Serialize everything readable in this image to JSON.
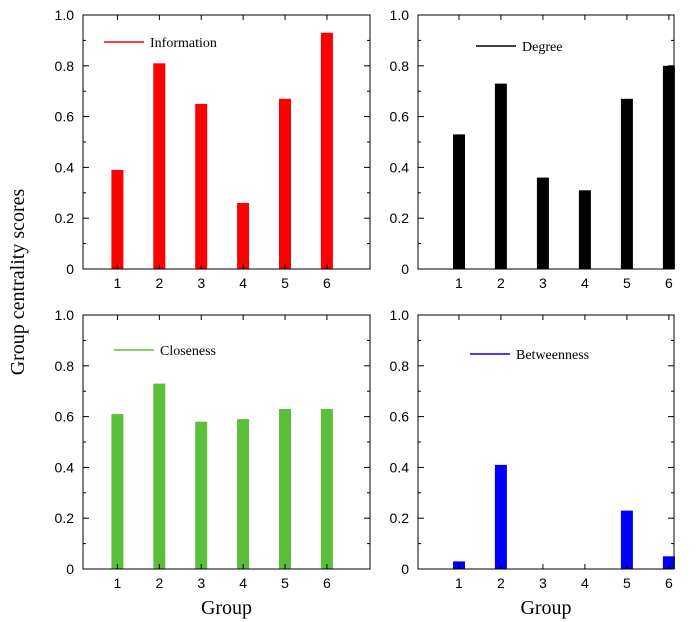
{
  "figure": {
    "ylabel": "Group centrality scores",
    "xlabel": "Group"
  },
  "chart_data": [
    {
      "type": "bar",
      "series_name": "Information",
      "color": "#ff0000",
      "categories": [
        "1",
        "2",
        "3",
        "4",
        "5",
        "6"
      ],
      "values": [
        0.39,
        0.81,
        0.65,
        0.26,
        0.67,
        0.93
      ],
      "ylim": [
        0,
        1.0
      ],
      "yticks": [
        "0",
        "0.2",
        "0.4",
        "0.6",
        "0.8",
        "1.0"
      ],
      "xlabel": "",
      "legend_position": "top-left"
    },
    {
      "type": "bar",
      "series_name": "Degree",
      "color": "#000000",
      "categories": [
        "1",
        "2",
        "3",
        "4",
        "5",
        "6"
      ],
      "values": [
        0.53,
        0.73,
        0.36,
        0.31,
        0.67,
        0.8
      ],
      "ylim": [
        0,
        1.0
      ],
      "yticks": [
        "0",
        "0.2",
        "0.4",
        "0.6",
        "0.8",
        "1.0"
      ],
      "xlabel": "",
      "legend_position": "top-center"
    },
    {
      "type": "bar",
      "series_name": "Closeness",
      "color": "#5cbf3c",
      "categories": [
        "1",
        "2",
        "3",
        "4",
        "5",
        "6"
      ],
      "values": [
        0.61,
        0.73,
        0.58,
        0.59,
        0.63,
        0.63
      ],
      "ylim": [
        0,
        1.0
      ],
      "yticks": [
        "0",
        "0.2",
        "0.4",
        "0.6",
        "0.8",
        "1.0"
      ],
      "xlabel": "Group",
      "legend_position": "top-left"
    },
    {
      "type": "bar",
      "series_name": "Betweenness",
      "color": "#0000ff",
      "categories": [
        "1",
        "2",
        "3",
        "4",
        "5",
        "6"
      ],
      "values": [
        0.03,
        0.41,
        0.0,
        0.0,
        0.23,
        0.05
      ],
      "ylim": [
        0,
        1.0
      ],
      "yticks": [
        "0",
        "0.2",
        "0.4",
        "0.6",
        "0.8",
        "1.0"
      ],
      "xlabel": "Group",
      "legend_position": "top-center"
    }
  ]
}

________________

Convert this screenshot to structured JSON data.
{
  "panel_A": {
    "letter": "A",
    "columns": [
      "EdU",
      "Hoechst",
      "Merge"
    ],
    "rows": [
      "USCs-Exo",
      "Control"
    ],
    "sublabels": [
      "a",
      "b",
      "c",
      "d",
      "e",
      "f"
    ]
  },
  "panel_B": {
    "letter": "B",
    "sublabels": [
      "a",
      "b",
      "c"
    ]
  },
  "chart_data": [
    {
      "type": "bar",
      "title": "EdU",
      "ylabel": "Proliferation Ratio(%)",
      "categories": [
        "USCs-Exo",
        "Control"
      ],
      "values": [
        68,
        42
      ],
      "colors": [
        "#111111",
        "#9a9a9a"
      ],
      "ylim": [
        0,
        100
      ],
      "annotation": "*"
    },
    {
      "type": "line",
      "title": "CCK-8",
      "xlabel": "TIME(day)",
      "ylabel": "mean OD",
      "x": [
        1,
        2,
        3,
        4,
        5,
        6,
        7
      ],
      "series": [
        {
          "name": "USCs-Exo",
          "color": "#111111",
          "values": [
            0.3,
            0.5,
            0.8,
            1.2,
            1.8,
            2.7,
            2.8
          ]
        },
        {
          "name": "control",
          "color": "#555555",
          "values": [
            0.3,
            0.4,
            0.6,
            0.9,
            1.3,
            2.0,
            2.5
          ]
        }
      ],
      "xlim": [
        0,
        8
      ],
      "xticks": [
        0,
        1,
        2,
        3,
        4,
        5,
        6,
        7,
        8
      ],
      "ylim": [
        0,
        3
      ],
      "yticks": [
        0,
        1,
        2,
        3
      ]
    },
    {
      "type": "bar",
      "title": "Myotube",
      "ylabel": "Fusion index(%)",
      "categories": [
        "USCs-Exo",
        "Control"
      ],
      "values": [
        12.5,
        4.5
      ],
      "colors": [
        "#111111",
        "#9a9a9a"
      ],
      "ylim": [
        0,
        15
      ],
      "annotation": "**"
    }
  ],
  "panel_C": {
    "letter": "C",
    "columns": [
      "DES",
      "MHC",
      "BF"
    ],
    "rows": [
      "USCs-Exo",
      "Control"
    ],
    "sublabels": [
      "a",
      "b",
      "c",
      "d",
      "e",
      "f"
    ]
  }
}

________________

◆ **Goal**: Find the string "JSON" in the records, then copy each line where it occurs.

◆ **Answer to this exercise**:
Serialize everything readable in this image to JSON.
Convert this screenshot to structured JSON data.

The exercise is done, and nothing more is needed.